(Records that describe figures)
□ □ □ □ □
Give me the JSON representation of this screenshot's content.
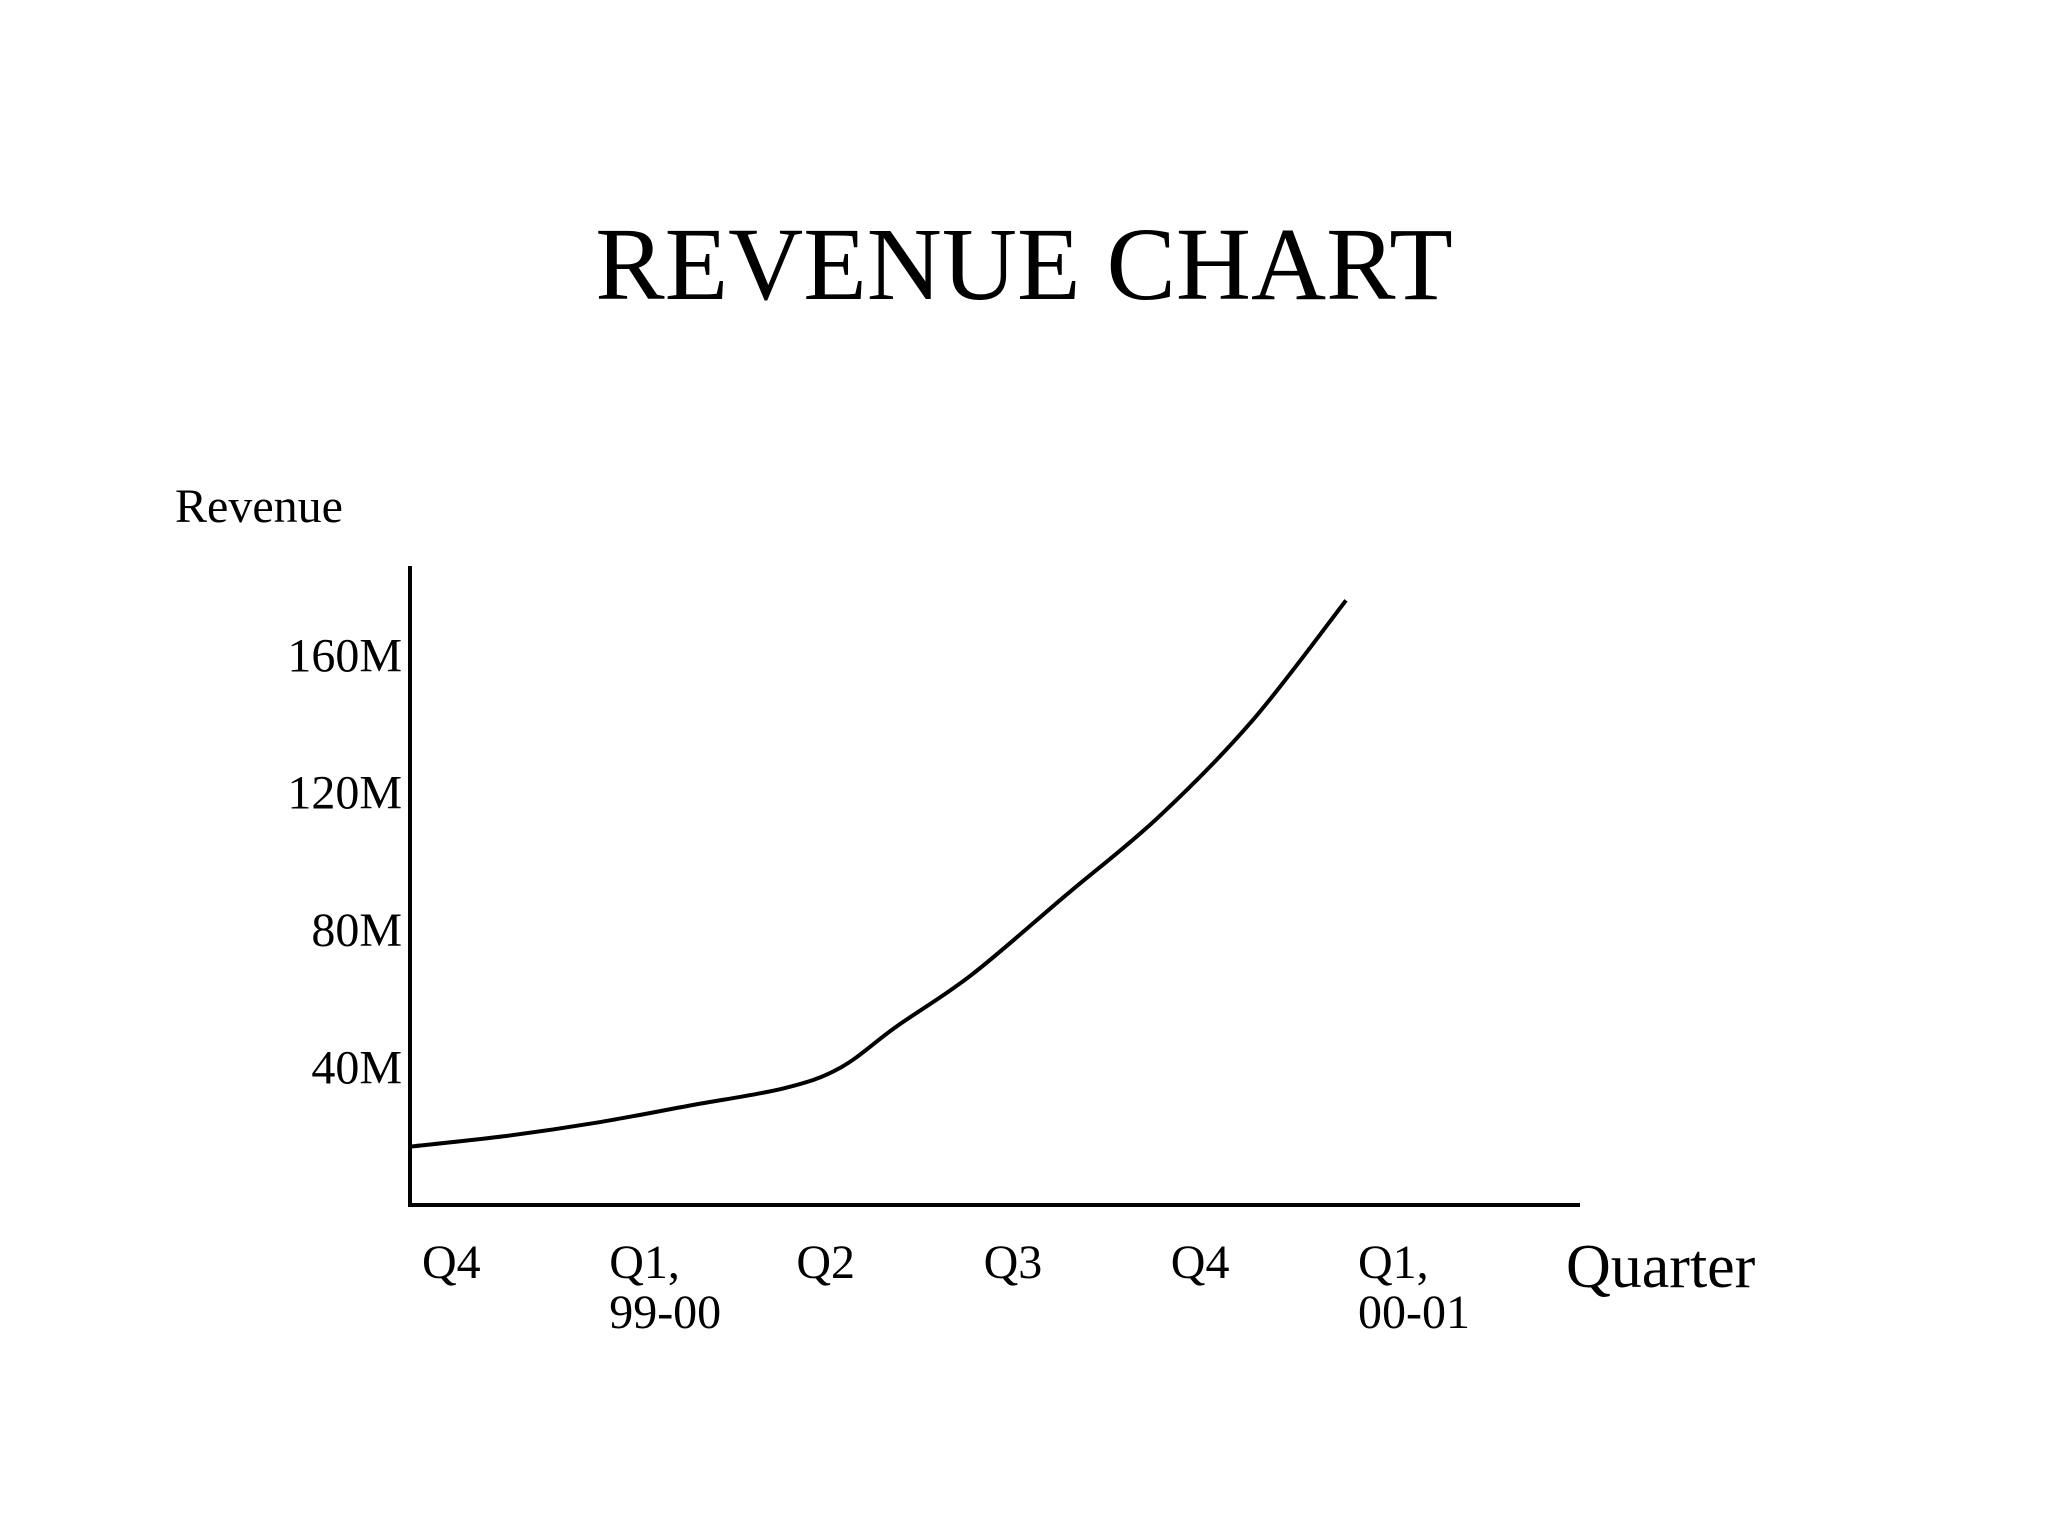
{
  "chart_data": {
    "type": "line",
    "title": "REVENUE CHART",
    "xlabel": "Quarter",
    "ylabel": "Revenue",
    "categories": [
      [
        "Q4"
      ],
      [
        "Q1,",
        "99-00"
      ],
      [
        "Q2"
      ],
      [
        "Q3"
      ],
      [
        "Q4"
      ],
      [
        "Q1,",
        "00-01"
      ]
    ],
    "yticks": [
      {
        "value": 40,
        "label": "40M"
      },
      {
        "value": 80,
        "label": "80M"
      },
      {
        "value": 120,
        "label": "120M"
      },
      {
        "value": 160,
        "label": "160M"
      }
    ],
    "ylim": [
      0,
      186
    ],
    "xlim": [
      0,
      6.25
    ],
    "grid": false,
    "legend": "none",
    "series": [
      {
        "x": [
          0,
          0.5,
          1,
          1.5,
          2,
          2.3,
          2.6,
          3.0,
          3.5,
          4.0,
          4.5,
          5.0
        ],
        "values": [
          17,
          20,
          24,
          29,
          34,
          40,
          52,
          67,
          90,
          113,
          141,
          176
        ]
      }
    ]
  }
}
□ □ □ □ □
» Exercise task: Leaving out the pictures, repeat the data above exactly.

» Complete response:
Give me the JSON representation of this screenshot's content.
{
  "chart_data": {
    "type": "line",
    "title": "REVENUE CHART",
    "xlabel": "Quarter",
    "ylabel": "Revenue",
    "categories": [
      [
        "Q4"
      ],
      [
        "Q1,",
        "99-00"
      ],
      [
        "Q2"
      ],
      [
        "Q3"
      ],
      [
        "Q4"
      ],
      [
        "Q1,",
        "00-01"
      ]
    ],
    "yticks": [
      {
        "value": 40,
        "label": "40M"
      },
      {
        "value": 80,
        "label": "80M"
      },
      {
        "value": 120,
        "label": "120M"
      },
      {
        "value": 160,
        "label": "160M"
      }
    ],
    "ylim": [
      0,
      186
    ],
    "xlim": [
      0,
      6.25
    ],
    "grid": false,
    "legend": "none",
    "series": [
      {
        "x": [
          0,
          0.5,
          1,
          1.5,
          2,
          2.3,
          2.6,
          3.0,
          3.5,
          4.0,
          4.5,
          5.0
        ],
        "values": [
          17,
          20,
          24,
          29,
          34,
          40,
          52,
          67,
          90,
          113,
          141,
          176
        ]
      }
    ]
  }
}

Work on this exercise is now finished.